» Exercise requirements: Search the records below for the word "document" and show every line where it occurs.

» Entries:
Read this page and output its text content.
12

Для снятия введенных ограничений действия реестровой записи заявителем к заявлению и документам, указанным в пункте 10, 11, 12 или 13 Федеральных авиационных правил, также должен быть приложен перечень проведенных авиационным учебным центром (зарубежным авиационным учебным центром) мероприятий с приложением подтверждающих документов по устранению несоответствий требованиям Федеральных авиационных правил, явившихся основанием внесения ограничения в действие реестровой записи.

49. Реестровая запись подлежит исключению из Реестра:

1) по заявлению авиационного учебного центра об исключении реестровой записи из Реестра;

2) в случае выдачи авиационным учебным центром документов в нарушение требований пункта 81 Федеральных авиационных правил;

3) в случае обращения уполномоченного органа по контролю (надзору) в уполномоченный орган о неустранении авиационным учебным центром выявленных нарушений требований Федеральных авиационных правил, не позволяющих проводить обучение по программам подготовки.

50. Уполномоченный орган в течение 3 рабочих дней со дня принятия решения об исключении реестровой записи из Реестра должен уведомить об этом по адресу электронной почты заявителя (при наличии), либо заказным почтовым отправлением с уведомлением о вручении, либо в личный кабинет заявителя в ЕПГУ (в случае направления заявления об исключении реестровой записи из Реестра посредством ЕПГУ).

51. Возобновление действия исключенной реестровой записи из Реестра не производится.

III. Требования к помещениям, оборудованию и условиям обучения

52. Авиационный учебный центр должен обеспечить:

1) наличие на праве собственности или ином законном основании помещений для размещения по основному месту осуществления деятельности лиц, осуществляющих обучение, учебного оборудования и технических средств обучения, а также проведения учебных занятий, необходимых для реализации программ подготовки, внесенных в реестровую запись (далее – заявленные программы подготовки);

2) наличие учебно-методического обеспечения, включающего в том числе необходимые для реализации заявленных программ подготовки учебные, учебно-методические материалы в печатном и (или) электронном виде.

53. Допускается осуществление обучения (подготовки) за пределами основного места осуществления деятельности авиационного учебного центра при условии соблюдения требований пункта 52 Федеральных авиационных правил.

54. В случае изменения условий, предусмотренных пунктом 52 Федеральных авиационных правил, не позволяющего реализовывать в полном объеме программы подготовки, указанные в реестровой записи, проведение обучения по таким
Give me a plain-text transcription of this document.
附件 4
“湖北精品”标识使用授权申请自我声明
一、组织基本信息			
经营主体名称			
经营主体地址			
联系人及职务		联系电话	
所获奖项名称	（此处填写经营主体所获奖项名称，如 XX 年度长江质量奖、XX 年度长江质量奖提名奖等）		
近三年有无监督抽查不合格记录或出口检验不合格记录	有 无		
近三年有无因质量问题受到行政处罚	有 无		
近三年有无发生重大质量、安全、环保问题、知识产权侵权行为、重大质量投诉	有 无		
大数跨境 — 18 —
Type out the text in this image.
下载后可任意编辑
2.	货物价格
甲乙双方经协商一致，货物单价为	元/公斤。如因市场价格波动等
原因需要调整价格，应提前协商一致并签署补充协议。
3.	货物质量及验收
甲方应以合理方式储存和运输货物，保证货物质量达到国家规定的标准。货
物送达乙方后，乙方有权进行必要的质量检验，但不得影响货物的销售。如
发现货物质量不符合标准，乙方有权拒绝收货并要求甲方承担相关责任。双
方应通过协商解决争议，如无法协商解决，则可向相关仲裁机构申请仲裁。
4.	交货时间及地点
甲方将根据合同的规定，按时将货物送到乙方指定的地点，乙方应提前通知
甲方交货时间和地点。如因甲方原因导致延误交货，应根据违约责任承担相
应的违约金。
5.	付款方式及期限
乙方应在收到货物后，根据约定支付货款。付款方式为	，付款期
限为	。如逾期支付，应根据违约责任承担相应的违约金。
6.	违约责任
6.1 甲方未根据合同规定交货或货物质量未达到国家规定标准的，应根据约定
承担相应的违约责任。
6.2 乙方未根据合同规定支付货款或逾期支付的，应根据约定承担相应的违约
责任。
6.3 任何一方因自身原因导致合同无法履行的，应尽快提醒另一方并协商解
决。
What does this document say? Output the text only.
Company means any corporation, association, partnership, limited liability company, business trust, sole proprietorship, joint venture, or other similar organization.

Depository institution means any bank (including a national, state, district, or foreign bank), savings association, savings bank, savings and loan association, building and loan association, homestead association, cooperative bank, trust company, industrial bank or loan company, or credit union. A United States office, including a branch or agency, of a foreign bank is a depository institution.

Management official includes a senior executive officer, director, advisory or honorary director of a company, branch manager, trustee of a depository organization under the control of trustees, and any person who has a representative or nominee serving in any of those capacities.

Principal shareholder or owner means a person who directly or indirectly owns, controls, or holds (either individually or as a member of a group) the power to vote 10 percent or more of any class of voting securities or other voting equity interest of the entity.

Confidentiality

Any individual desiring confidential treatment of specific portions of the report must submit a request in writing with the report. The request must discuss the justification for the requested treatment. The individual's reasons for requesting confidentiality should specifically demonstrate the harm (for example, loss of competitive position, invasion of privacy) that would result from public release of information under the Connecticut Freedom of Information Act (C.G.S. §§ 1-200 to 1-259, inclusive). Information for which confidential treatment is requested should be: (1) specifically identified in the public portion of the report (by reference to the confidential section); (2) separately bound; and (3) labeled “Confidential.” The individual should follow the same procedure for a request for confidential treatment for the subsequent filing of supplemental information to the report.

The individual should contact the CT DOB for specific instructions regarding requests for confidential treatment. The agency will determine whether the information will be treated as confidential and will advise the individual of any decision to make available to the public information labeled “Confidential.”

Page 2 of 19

» Complete response:
Give me a plain-text transcription of this document.
What does this document say? Output the text only.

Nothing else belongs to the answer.